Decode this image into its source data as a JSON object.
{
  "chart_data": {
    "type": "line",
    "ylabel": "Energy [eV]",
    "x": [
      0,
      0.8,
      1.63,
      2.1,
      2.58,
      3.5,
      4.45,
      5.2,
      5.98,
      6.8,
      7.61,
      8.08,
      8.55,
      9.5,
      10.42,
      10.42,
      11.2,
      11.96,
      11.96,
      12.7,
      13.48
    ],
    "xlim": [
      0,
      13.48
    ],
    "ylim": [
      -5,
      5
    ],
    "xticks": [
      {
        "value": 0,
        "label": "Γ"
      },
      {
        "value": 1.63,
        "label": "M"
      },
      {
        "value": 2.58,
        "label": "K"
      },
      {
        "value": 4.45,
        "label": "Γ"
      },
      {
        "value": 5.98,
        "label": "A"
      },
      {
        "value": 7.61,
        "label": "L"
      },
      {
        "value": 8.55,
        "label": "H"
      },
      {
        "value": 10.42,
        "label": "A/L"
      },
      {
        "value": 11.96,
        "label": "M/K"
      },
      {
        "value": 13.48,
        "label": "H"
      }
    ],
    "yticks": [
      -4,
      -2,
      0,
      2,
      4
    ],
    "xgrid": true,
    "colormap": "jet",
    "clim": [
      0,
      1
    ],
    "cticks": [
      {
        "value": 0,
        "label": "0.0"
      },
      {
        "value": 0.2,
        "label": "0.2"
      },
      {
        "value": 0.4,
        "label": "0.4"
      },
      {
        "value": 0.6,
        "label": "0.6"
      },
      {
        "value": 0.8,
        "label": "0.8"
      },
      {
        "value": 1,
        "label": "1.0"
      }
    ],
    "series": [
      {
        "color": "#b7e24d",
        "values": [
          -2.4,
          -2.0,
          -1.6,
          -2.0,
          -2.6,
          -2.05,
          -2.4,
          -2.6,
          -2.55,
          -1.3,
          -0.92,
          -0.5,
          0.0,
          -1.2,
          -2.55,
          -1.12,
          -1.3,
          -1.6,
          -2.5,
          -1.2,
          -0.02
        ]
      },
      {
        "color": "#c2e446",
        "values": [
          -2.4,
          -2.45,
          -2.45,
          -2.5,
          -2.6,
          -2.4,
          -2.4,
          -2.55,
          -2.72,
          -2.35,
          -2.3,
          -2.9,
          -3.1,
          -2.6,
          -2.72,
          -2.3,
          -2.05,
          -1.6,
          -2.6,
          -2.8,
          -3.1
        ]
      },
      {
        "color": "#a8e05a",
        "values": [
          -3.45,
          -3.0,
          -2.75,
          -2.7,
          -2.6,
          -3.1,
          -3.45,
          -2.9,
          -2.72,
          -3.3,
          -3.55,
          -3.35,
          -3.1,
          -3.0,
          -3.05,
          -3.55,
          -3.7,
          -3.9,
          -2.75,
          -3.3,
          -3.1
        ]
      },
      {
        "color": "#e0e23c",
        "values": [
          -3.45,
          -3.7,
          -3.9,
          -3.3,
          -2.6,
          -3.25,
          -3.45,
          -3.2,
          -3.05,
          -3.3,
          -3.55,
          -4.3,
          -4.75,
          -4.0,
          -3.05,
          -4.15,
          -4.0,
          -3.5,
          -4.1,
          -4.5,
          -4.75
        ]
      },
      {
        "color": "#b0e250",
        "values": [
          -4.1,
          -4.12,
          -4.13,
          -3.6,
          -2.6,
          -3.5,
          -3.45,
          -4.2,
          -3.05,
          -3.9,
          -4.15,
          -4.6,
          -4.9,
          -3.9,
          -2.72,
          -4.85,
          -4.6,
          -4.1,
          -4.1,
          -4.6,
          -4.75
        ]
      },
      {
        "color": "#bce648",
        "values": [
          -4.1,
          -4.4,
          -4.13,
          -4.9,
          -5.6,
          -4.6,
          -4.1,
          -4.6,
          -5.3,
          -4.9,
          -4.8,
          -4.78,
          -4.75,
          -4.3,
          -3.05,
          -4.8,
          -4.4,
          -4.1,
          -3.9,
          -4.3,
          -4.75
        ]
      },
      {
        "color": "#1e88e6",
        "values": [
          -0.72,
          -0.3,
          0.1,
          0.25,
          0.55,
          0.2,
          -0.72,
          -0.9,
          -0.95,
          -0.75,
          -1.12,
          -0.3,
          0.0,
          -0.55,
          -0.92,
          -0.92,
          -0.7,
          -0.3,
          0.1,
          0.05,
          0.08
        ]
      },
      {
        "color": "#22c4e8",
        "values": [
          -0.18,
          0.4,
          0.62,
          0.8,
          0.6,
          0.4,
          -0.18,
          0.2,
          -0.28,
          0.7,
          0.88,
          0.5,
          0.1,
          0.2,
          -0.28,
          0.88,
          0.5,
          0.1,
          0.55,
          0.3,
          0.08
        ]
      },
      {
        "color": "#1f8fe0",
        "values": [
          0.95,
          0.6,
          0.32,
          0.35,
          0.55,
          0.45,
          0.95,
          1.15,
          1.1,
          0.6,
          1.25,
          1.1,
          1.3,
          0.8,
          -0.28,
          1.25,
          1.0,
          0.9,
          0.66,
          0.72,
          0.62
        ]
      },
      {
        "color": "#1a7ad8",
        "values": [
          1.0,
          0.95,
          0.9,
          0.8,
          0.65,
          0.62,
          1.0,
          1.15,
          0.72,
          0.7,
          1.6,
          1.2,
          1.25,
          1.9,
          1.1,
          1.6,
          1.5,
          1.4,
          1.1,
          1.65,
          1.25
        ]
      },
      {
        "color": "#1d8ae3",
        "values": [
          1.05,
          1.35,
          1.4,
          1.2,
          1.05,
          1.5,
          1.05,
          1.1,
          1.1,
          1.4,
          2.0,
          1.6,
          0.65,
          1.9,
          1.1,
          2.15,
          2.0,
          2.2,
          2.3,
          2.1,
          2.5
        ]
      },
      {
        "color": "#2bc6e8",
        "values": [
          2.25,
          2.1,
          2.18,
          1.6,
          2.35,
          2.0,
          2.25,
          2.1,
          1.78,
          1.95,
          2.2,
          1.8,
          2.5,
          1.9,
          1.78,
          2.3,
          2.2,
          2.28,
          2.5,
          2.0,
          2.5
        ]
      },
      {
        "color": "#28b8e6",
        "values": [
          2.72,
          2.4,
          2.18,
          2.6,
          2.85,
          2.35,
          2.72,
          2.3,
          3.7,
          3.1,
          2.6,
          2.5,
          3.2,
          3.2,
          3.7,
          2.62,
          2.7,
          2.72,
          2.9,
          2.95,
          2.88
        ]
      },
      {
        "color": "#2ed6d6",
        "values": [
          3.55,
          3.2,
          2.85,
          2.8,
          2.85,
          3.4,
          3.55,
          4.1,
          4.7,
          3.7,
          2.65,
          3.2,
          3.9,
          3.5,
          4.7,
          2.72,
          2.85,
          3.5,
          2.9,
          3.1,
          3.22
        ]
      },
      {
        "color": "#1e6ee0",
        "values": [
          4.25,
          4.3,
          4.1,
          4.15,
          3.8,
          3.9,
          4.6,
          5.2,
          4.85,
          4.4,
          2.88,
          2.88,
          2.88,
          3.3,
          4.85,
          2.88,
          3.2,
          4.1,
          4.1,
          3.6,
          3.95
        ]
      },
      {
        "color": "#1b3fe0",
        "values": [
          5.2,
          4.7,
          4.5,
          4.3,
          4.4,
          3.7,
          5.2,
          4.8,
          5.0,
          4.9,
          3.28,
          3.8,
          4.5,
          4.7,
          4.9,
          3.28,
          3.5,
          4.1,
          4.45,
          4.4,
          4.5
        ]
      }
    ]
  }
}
+---+
:: What you are asked to do ::
Copy each line of the data exactly, leaving nothing out.

:: Expected answer ::
Decode this image into its source data as a JSON object.
{
  "chart_data": {
    "type": "line",
    "ylabel": "Energy [eV]",
    "x": [
      0,
      0.8,
      1.63,
      2.1,
      2.58,
      3.5,
      4.45,
      5.2,
      5.98,
      6.8,
      7.61,
      8.08,
      8.55,
      9.5,
      10.42,
      10.42,
      11.2,
      11.96,
      11.96,
      12.7,
      13.48
    ],
    "xlim": [
      0,
      13.48
    ],
    "ylim": [
      -5,
      5
    ],
    "xticks": [
      {
        "value": 0,
        "label": "Γ"
      },
      {
        "value": 1.63,
        "label": "M"
      },
      {
        "value": 2.58,
        "label": "K"
      },
      {
        "value": 4.45,
        "label": "Γ"
      },
      {
        "value": 5.98,
        "label": "A"
      },
      {
        "value": 7.61,
        "label": "L"
      },
      {
        "value": 8.55,
        "label": "H"
      },
      {
        "value": 10.42,
        "label": "A/L"
      },
      {
        "value": 11.96,
        "label": "M/K"
      },
      {
        "value": 13.48,
        "label": "H"
      }
    ],
    "yticks": [
      -4,
      -2,
      0,
      2,
      4
    ],
    "xgrid": true,
    "colormap": "jet",
    "clim": [
      0,
      1
    ],
    "cticks": [
      {
        "value": 0,
        "label": "0.0"
      },
      {
        "value": 0.2,
        "label": "0.2"
      },
      {
        "value": 0.4,
        "label": "0.4"
      },
      {
        "value": 0.6,
        "label": "0.6"
      },
      {
        "value": 0.8,
        "label": "0.8"
      },
      {
        "value": 1,
        "label": "1.0"
      }
    ],
    "series": [
      {
        "color": "#b7e24d",
        "values": [
          -2.4,
          -2.0,
          -1.6,
          -2.0,
          -2.6,
          -2.05,
          -2.4,
          -2.6,
          -2.55,
          -1.3,
          -0.92,
          -0.5,
          0.0,
          -1.2,
          -2.55,
          -1.12,
          -1.3,
          -1.6,
          -2.5,
          -1.2,
          -0.02
        ]
      },
      {
        "color": "#c2e446",
        "values": [
          -2.4,
          -2.45,
          -2.45,
          -2.5,
          -2.6,
          -2.4,
          -2.4,
          -2.55,
          -2.72,
          -2.35,
          -2.3,
          -2.9,
          -3.1,
          -2.6,
          -2.72,
          -2.3,
          -2.05,
          -1.6,
          -2.6,
          -2.8,
          -3.1
        ]
      },
      {
        "color": "#a8e05a",
        "values": [
          -3.45,
          -3.0,
          -2.75,
          -2.7,
          -2.6,
          -3.1,
          -3.45,
          -2.9,
          -2.72,
          -3.3,
          -3.55,
          -3.35,
          -3.1,
          -3.0,
          -3.05,
          -3.55,
          -3.7,
          -3.9,
          -2.75,
          -3.3,
          -3.1
        ]
      },
      {
        "color": "#e0e23c",
        "values": [
          -3.45,
          -3.7,
          -3.9,
          -3.3,
          -2.6,
          -3.25,
          -3.45,
          -3.2,
          -3.05,
          -3.3,
          -3.55,
          -4.3,
          -4.75,
          -4.0,
          -3.05,
          -4.15,
          -4.0,
          -3.5,
          -4.1,
          -4.5,
          -4.75
        ]
      },
      {
        "color": "#b0e250",
        "values": [
          -4.1,
          -4.12,
          -4.13,
          -3.6,
          -2.6,
          -3.5,
          -3.45,
          -4.2,
          -3.05,
          -3.9,
          -4.15,
          -4.6,
          -4.9,
          -3.9,
          -2.72,
          -4.85,
          -4.6,
          -4.1,
          -4.1,
          -4.6,
          -4.75
        ]
      },
      {
        "color": "#bce648",
        "values": [
          -4.1,
          -4.4,
          -4.13,
          -4.9,
          -5.6,
          -4.6,
          -4.1,
          -4.6,
          -5.3,
          -4.9,
          -4.8,
          -4.78,
          -4.75,
          -4.3,
          -3.05,
          -4.8,
          -4.4,
          -4.1,
          -3.9,
          -4.3,
          -4.75
        ]
      },
      {
        "color": "#1e88e6",
        "values": [
          -0.72,
          -0.3,
          0.1,
          0.25,
          0.55,
          0.2,
          -0.72,
          -0.9,
          -0.95,
          -0.75,
          -1.12,
          -0.3,
          0.0,
          -0.55,
          -0.92,
          -0.92,
          -0.7,
          -0.3,
          0.1,
          0.05,
          0.08
        ]
      },
      {
        "color": "#22c4e8",
        "values": [
          -0.18,
          0.4,
          0.62,
          0.8,
          0.6,
          0.4,
          -0.18,
          0.2,
          -0.28,
          0.7,
          0.88,
          0.5,
          0.1,
          0.2,
          -0.28,
          0.88,
          0.5,
          0.1,
          0.55,
          0.3,
          0.08
        ]
      },
      {
        "color": "#1f8fe0",
        "values": [
          0.95,
          0.6,
          0.32,
          0.35,
          0.55,
          0.45,
          0.95,
          1.15,
          1.1,
          0.6,
          1.25,
          1.1,
          1.3,
          0.8,
          -0.28,
          1.25,
          1.0,
          0.9,
          0.66,
          0.72,
          0.62
        ]
      },
      {
        "color": "#1a7ad8",
        "values": [
          1.0,
          0.95,
          0.9,
          0.8,
          0.65,
          0.62,
          1.0,
          1.15,
          0.72,
          0.7,
          1.6,
          1.2,
          1.25,
          1.9,
          1.1,
          1.6,
          1.5,
          1.4,
          1.1,
          1.65,
          1.25
        ]
      },
      {
        "color": "#1d8ae3",
        "values": [
          1.05,
          1.35,
          1.4,
          1.2,
          1.05,
          1.5,
          1.05,
          1.1,
          1.1,
          1.4,
          2.0,
          1.6,
          0.65,
          1.9,
          1.1,
          2.15,
          2.0,
          2.2,
          2.3,
          2.1,
          2.5
        ]
      },
      {
        "color": "#2bc6e8",
        "values": [
          2.25,
          2.1,
          2.18,
          1.6,
          2.35,
          2.0,
          2.25,
          2.1,
          1.78,
          1.95,
          2.2,
          1.8,
          2.5,
          1.9,
          1.78,
          2.3,
          2.2,
          2.28,
          2.5,
          2.0,
          2.5
        ]
      },
      {
        "color": "#28b8e6",
        "values": [
          2.72,
          2.4,
          2.18,
          2.6,
          2.85,
          2.35,
          2.72,
          2.3,
          3.7,
          3.1,
          2.6,
          2.5,
          3.2,
          3.2,
          3.7,
          2.62,
          2.7,
          2.72,
          2.9,
          2.95,
          2.88
        ]
      },
      {
        "color": "#2ed6d6",
        "values": [
          3.55,
          3.2,
          2.85,
          2.8,
          2.85,
          3.4,
          3.55,
          4.1,
          4.7,
          3.7,
          2.65,
          3.2,
          3.9,
          3.5,
          4.7,
          2.72,
          2.85,
          3.5,
          2.9,
          3.1,
          3.22
        ]
      },
      {
        "color": "#1e6ee0",
        "values": [
          4.25,
          4.3,
          4.1,
          4.15,
          3.8,
          3.9,
          4.6,
          5.2,
          4.85,
          4.4,
          2.88,
          2.88,
          2.88,
          3.3,
          4.85,
          2.88,
          3.2,
          4.1,
          4.1,
          3.6,
          3.95
        ]
      },
      {
        "color": "#1b3fe0",
        "values": [
          5.2,
          4.7,
          4.5,
          4.3,
          4.4,
          3.7,
          5.2,
          4.8,
          5.0,
          4.9,
          3.28,
          3.8,
          4.5,
          4.7,
          4.9,
          3.28,
          3.5,
          4.1,
          4.45,
          4.4,
          4.5
        ]
      }
    ]
  }
}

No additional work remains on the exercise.